WHAT NEEDS TO BE DONE
Select from the records below every line that has the word "color" in it.

Stored items:
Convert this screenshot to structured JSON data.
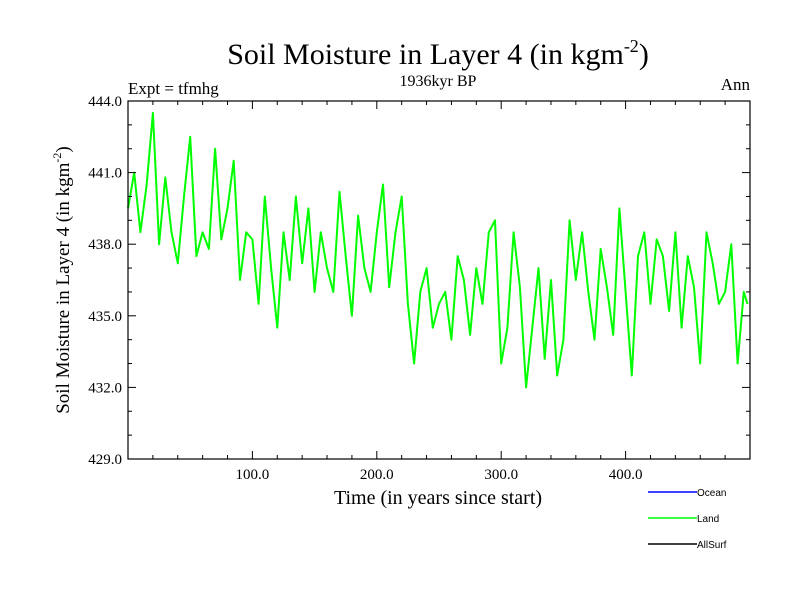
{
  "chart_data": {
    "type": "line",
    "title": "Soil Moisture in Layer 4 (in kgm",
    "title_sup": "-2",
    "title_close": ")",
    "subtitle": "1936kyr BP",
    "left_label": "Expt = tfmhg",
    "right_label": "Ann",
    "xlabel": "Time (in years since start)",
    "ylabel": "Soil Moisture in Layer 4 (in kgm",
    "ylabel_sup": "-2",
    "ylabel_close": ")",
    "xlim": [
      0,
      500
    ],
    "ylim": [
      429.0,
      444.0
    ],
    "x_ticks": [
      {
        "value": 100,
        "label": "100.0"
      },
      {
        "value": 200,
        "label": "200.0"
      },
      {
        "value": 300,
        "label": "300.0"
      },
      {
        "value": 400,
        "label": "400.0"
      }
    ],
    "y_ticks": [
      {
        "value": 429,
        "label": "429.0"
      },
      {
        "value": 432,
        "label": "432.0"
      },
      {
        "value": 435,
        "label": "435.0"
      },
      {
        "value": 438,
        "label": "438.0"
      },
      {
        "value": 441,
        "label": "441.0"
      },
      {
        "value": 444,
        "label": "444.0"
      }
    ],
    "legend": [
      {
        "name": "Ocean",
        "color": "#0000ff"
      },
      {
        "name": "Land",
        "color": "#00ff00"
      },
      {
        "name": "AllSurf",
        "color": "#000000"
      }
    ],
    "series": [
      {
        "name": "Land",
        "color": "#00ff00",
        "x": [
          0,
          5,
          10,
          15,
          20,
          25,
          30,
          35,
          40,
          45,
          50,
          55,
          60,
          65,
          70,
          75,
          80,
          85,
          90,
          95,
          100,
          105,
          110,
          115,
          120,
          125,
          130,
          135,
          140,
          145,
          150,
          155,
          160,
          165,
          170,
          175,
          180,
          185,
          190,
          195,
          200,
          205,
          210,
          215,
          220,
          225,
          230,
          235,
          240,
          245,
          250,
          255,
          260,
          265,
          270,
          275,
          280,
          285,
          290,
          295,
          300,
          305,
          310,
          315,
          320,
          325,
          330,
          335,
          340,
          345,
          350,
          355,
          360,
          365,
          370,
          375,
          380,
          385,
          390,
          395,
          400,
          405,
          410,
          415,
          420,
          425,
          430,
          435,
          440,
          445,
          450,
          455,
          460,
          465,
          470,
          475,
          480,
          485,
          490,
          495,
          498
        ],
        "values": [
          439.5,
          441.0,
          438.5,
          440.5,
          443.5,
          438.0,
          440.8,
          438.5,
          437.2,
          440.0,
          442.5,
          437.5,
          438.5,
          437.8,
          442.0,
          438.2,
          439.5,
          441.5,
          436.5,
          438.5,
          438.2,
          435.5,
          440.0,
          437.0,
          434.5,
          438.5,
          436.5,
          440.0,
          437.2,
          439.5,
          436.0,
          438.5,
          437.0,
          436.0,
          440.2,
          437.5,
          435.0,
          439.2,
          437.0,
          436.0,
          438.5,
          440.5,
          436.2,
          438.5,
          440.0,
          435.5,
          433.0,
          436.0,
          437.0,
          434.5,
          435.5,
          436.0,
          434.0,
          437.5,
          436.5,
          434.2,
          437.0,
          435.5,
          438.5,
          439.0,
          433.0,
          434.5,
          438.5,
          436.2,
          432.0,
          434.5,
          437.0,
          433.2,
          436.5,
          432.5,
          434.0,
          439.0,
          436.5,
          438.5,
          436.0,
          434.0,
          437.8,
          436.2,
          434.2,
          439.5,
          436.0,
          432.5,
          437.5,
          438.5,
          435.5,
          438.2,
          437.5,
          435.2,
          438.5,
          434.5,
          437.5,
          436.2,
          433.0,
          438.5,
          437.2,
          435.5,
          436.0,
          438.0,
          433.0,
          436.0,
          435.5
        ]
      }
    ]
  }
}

SOLUTION TO THE EXERCISE
        "color": "#0000ff"
        "color": "#00ff00"
        "color": "#000000"
        "color": "#00ff00",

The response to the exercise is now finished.